What is expected => Each entry below is to be printed verbatim.

Stored records =>
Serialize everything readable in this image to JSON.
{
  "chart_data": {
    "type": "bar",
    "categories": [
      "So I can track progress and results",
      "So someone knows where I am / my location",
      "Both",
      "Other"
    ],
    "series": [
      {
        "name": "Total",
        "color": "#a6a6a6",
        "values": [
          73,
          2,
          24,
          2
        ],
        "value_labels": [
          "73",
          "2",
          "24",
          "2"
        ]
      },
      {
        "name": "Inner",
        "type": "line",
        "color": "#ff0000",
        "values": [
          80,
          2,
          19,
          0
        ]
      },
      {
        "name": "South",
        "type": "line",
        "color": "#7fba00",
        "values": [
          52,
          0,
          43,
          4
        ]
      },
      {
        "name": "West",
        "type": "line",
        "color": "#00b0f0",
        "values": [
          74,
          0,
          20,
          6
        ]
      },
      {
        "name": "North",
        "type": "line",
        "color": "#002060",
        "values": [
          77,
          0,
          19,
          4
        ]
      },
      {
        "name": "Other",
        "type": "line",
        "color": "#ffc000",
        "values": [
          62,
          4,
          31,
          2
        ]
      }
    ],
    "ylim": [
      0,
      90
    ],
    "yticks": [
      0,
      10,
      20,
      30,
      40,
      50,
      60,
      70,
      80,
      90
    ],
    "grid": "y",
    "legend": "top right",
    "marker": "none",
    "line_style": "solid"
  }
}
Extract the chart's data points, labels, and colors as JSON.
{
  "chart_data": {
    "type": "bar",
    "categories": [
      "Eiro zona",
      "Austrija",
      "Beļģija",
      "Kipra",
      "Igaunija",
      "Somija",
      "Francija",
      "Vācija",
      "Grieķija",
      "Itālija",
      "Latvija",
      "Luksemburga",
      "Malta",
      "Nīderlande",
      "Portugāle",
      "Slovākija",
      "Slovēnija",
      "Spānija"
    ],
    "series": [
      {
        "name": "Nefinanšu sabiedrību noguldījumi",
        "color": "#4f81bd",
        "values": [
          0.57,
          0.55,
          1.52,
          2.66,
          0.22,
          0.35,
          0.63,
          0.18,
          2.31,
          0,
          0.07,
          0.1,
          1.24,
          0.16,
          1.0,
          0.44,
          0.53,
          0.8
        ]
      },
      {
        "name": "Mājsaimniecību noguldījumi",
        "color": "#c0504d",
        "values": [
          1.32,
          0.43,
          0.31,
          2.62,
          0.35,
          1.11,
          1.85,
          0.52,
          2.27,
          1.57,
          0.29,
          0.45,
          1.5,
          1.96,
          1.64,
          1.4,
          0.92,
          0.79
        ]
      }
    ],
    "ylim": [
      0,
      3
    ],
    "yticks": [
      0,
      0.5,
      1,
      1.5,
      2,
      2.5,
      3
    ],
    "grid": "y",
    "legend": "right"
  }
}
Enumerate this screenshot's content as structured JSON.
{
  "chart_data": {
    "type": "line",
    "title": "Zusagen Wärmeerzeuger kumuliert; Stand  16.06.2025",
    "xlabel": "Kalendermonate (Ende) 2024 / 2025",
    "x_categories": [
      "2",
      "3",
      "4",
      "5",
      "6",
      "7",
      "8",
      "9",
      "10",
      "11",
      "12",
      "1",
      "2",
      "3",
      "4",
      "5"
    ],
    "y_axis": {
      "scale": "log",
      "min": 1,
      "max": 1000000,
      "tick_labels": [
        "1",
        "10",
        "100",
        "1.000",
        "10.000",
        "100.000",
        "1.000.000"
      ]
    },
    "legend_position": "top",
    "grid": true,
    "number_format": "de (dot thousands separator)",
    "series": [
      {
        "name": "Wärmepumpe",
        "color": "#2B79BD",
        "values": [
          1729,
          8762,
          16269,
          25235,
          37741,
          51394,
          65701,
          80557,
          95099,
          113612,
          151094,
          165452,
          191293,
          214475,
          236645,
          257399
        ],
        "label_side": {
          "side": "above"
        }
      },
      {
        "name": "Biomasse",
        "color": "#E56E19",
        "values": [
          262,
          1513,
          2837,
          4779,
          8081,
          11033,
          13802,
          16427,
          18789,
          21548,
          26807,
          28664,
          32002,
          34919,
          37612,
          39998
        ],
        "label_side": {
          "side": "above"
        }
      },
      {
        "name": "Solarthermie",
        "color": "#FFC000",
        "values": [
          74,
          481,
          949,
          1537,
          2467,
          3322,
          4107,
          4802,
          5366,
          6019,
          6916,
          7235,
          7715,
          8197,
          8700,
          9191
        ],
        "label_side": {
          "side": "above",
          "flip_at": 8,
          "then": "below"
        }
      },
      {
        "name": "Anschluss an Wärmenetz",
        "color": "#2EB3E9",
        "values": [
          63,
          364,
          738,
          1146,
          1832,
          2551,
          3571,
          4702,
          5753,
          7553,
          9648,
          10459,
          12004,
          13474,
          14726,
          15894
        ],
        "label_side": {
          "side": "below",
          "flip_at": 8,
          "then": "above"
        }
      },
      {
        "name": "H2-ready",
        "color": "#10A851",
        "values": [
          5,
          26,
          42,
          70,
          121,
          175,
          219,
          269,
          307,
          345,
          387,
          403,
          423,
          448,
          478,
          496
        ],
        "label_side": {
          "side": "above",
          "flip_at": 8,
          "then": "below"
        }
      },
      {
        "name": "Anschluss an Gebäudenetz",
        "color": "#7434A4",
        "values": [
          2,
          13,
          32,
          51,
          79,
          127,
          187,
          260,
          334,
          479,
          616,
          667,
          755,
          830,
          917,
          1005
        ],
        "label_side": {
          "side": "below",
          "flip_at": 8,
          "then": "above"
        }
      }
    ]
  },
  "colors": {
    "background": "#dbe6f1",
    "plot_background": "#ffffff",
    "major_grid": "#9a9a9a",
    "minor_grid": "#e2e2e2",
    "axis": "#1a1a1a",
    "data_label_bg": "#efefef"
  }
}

Output for this task =>
Serialize everything readable in this image to JSON.
{
  "chart_data": {
    "type": "bar",
    "categories": [
      "So I can track progress and results",
      "So someone knows where I am / my location",
      "Both",
      "Other"
    ],
    "series": [
      {
        "name": "Total",
        "color": "#a6a6a6",
        "values": [
          73,
          2,
          24,
          2
        ],
        "value_labels": [
          "73",
          "2",
          "24",
          "2"
        ]
      },
      {
        "name": "Inner",
        "type": "line",
        "color": "#ff0000",
        "values": [
          80,
          2,
          19,
          0
        ]
      },
      {
        "name": "South",
        "type": "line",
        "color": "#7fba00",
        "values": [
          52,
          0,
          43,
          4
        ]
      },
      {
        "name": "West",
        "type": "line",
        "color": "#00b0f0",
        "values": [
          74,
          0,
          20,
          6
        ]
      },
      {
        "name": "North",
        "type": "line",
        "color": "#002060",
        "values": [
          77,
          0,
          19,
          4
        ]
      },
      {
        "name": "Other",
        "type": "line",
        "color": "#ffc000",
        "values": [
          62,
          4,
          31,
          2
        ]
      }
    ],
    "ylim": [
      0,
      90
    ],
    "yticks": [
      0,
      10,
      20,
      30,
      40,
      50,
      60,
      70,
      80,
      90
    ],
    "grid": "y",
    "legend": "top right",
    "marker": "none",
    "line_style": "solid"
  }
}
Extract the chart's data points, labels, and colors as JSON.
{
  "chart_data": {
    "type": "bar",
    "categories": [
      "Eiro zona",
      "Austrija",
      "Beļģija",
      "Kipra",
      "Igaunija",
      "Somija",
      "Francija",
      "Vācija",
      "Grieķija",
      "Itālija",
      "Latvija",
      "Luksemburga",
      "Malta",
      "Nīderlande",
      "Portugāle",
      "Slovākija",
      "Slovēnija",
      "Spānija"
    ],
    "series": [
      {
        "name": "Nefinanšu sabiedrību noguldījumi",
        "color": "#4f81bd",
        "values": [
          0.57,
          0.55,
          1.52,
          2.66,
          0.22,
          0.35,
          0.63,
          0.18,
          2.31,
          0,
          0.07,
          0.1,
          1.24,
          0.16,
          1.0,
          0.44,
          0.53,
          0.8
        ]
      },
      {
        "name": "Mājsaimniecību noguldījumi",
        "color": "#c0504d",
        "values": [
          1.32,
          0.43,
          0.31,
          2.62,
          0.35,
          1.11,
          1.85,
          0.52,
          2.27,
          1.57,
          0.29,
          0.45,
          1.5,
          1.96,
          1.64,
          1.4,
          0.92,
          0.79
        ]
      }
    ],
    "ylim": [
      0,
      3
    ],
    "yticks": [
      0,
      0.5,
      1,
      1.5,
      2,
      2.5,
      3
    ],
    "grid": "y",
    "legend": "right"
  }
}
Enumerate this screenshot's content as structured JSON.
{
  "chart_data": {
    "type": "line",
    "title": "Zusagen Wärmeerzeuger kumuliert; Stand  16.06.2025",
    "xlabel": "Kalendermonate (Ende) 2024 / 2025",
    "x_categories": [
      "2",
      "3",
      "4",
      "5",
      "6",
      "7",
      "8",
      "9",
      "10",
      "11",
      "12",
      "1",
      "2",
      "3",
      "4",
      "5"
    ],
    "y_axis": {
      "scale": "log",
      "min": 1,
      "max": 1000000,
      "tick_labels": [
        "1",
        "10",
        "100",
        "1.000",
        "10.000",
        "100.000",
        "1.000.000"
      ]
    },
    "legend_position": "top",
    "grid": true,
    "number_format": "de (dot thousands separator)",
    "series": [
      {
        "name": "Wärmepumpe",
        "color": "#2B79BD",
        "values": [
          1729,
          8762,
          16269,
          25235,
          37741,
          51394,
          65701,
          80557,
          95099,
          113612,
          151094,
          165452,
          191293,
          214475,
          236645,
          257399
        ],
        "label_side": {
          "side": "above"
        }
      },
      {
        "name": "Biomasse",
        "color": "#E56E19",
        "values": [
          262,
          1513,
          2837,
          4779,
          8081,
          11033,
          13802,
          16427,
          18789,
          21548,
          26807,
          28664,
          32002,
          34919,
          37612,
          39998
        ],
        "label_side": {
          "side": "above"
        }
      },
      {
        "name": "Solarthermie",
        "color": "#FFC000",
        "values": [
          74,
          481,
          949,
          1537,
          2467,
          3322,
          4107,
          4802,
          5366,
          6019,
          6916,
          7235,
          7715,
          8197,
          8700,
          9191
        ],
        "label_side": {
          "side": "above",
          "flip_at": 8,
          "then": "below"
        }
      },
      {
        "name": "Anschluss an Wärmenetz",
        "color": "#2EB3E9",
        "values": [
          63,
          364,
          738,
          1146,
          1832,
          2551,
          3571,
          4702,
          5753,
          7553,
          9648,
          10459,
          12004,
          13474,
          14726,
          15894
        ],
        "label_side": {
          "side": "below",
          "flip_at": 8,
          "then": "above"
        }
      },
      {
        "name": "H2-ready",
        "color": "#10A851",
        "values": [
          5,
          26,
          42,
          70,
          121,
          175,
          219,
          269,
          307,
          345,
          387,
          403,
          423,
          448,
          478,
          496
        ],
        "label_side": {
          "side": "above",
          "flip_at": 8,
          "then": "below"
        }
      },
      {
        "name": "Anschluss an Gebäudenetz",
        "color": "#7434A4",
        "values": [
          2,
          13,
          32,
          51,
          79,
          127,
          187,
          260,
          334,
          479,
          616,
          667,
          755,
          830,
          917,
          1005
        ],
        "label_side": {
          "side": "below",
          "flip_at": 8,
          "then": "above"
        }
      }
    ]
  },
  "colors": {
    "background": "#dbe6f1",
    "plot_background": "#ffffff",
    "major_grid": "#9a9a9a",
    "minor_grid": "#e2e2e2",
    "axis": "#1a1a1a",
    "data_label_bg": "#efefef"
  }
}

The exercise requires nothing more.